**抜粋本文**
滋賀県は、計画している大津市にある衛生科学センターの移転整備事業について、整備・運営事業に係る官民連携(PPP/PFI)手法導入可能性調査の中間結果を報告。従来型手法との比較・県内業者の参画意向を踏まえると、PFIによるBT方式またはDB方式の導入による整備が優位と示した。
また、建設業者11社(未回答5社)、設計・機器調達事業者等16社に対し参入意欲調査を実施したところ、現時点で確認できている内容として、参入意欲有りとの回答が11社あり、希望する事業手法は従来型手法が2社、PPP/PFI手法が6社(その他は未回答)となった。
今後のスケジュールは、現在進めている来年度当初予算編成過程においてPPP/PFI手法導入の適否を決定し、2月定例県議会に最終報告書案を報告する予定。

**課題内容**
衛生科学センターの移転整備に関する本文によると、滋賀県は従来型手法との比較と県内業者の参画意向を踏まえて、どの整備が優位と示したか。

**提供された行**
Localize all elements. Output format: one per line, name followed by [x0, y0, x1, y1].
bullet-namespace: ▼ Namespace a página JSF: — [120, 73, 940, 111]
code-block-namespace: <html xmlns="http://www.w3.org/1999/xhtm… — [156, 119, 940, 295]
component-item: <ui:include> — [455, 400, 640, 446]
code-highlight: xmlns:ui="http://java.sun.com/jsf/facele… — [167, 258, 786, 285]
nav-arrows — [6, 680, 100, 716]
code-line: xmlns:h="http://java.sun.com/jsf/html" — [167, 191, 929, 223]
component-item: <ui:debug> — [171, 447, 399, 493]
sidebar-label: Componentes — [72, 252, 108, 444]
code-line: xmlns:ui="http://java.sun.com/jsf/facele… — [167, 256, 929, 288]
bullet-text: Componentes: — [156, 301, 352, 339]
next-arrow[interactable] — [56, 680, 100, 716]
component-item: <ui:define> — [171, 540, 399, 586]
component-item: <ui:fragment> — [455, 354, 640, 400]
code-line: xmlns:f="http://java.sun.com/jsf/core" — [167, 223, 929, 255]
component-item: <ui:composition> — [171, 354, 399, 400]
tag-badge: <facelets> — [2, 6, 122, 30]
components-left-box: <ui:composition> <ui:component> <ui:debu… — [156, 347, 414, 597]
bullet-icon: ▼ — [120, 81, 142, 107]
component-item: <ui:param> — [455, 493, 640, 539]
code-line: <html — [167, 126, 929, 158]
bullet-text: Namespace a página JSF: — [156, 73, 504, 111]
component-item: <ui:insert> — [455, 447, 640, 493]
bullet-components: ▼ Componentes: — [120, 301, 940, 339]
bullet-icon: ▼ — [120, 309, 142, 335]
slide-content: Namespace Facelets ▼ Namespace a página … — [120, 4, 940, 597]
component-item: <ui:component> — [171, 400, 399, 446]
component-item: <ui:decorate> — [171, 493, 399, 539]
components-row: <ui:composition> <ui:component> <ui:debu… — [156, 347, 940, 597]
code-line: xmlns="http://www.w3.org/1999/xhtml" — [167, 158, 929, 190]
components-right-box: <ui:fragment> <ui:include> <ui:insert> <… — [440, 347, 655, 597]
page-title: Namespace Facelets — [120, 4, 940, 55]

**解答**
PFIによるBT方式またはDB方式の導入による整備が優位と示した。